Extract each line bearing the word "gegen".
--- begin Dataset records ---
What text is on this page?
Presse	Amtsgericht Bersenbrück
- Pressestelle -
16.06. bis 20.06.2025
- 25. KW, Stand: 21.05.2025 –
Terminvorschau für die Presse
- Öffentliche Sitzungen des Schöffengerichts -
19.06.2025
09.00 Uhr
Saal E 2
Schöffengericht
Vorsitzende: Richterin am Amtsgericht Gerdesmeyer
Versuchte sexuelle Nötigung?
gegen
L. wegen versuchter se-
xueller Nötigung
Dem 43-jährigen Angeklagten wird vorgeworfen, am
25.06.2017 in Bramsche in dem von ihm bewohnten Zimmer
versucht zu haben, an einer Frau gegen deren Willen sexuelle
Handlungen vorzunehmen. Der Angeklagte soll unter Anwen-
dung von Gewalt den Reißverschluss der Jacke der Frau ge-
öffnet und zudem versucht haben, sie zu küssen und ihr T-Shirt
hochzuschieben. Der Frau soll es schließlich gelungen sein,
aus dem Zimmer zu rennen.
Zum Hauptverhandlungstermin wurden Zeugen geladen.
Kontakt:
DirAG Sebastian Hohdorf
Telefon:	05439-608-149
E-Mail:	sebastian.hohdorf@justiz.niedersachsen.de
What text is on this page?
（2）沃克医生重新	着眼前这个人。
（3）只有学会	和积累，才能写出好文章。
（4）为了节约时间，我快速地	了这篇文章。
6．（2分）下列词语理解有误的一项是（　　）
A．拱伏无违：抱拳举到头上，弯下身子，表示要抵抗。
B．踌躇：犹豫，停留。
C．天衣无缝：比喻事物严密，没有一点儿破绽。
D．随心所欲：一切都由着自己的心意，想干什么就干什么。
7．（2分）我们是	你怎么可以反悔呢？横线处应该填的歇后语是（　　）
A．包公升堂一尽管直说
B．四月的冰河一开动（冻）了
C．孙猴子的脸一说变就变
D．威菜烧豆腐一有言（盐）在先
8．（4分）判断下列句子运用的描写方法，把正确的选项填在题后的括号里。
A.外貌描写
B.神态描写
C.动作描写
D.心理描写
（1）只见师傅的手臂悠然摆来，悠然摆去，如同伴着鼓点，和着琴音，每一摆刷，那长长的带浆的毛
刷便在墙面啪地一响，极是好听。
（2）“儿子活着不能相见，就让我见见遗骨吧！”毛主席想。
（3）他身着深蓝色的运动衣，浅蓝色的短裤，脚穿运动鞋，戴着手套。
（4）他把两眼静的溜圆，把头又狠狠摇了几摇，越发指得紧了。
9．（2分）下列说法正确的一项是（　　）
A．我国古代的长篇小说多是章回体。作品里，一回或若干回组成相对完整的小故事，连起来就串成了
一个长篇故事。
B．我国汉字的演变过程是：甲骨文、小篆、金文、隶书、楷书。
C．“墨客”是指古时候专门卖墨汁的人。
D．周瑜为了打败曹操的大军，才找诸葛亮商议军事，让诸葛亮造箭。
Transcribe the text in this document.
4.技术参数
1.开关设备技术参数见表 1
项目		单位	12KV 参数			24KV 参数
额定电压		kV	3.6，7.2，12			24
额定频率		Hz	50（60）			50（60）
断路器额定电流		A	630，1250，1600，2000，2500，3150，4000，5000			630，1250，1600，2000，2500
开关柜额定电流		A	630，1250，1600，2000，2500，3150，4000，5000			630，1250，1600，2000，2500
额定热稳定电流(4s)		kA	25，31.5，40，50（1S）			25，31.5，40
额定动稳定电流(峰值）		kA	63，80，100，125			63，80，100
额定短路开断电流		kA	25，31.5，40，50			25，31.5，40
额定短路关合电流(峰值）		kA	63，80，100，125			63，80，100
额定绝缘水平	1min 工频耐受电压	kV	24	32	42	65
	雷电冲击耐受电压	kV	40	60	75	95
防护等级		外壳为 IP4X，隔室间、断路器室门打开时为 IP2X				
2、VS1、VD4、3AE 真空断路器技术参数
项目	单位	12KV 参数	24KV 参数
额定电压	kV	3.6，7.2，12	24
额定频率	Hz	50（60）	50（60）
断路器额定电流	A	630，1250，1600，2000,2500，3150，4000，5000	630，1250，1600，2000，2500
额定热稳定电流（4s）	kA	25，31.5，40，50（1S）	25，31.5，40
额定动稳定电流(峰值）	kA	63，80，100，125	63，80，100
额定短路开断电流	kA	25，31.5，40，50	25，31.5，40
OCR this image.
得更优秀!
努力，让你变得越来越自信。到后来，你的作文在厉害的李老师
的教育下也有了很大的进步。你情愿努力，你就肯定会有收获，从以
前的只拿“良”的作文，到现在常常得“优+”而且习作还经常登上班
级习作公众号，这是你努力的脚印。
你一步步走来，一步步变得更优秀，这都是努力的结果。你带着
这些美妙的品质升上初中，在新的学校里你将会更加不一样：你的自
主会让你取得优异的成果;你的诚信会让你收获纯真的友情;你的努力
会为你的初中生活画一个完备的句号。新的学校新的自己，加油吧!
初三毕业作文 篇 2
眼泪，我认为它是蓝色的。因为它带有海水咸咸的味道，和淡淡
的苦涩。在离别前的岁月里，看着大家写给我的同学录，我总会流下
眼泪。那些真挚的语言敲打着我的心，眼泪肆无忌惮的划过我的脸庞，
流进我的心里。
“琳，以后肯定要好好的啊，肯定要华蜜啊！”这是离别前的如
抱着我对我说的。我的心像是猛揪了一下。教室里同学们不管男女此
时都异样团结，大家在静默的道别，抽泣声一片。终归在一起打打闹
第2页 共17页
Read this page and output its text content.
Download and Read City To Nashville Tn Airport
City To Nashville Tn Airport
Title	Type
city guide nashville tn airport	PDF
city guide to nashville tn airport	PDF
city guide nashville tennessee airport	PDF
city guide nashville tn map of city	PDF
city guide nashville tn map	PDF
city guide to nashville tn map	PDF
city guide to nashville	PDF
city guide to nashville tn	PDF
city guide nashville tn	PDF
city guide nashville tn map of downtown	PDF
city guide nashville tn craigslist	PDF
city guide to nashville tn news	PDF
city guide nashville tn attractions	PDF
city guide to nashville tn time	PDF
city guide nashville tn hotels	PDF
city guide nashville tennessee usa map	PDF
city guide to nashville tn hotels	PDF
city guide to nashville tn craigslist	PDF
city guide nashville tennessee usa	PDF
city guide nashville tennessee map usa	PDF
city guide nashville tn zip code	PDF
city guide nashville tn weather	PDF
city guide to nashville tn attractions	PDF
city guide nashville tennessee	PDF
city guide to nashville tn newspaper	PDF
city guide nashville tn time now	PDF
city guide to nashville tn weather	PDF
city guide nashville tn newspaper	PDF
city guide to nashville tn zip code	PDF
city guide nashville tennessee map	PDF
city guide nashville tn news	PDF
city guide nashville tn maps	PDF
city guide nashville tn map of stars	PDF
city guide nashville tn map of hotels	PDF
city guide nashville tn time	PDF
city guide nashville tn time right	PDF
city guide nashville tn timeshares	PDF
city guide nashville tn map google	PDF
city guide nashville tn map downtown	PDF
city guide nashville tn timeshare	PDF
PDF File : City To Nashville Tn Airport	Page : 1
--- end Dataset records ---
Solution below →
gegen
versucht zu haben, an einer Frau gegen deren Willen sexuelle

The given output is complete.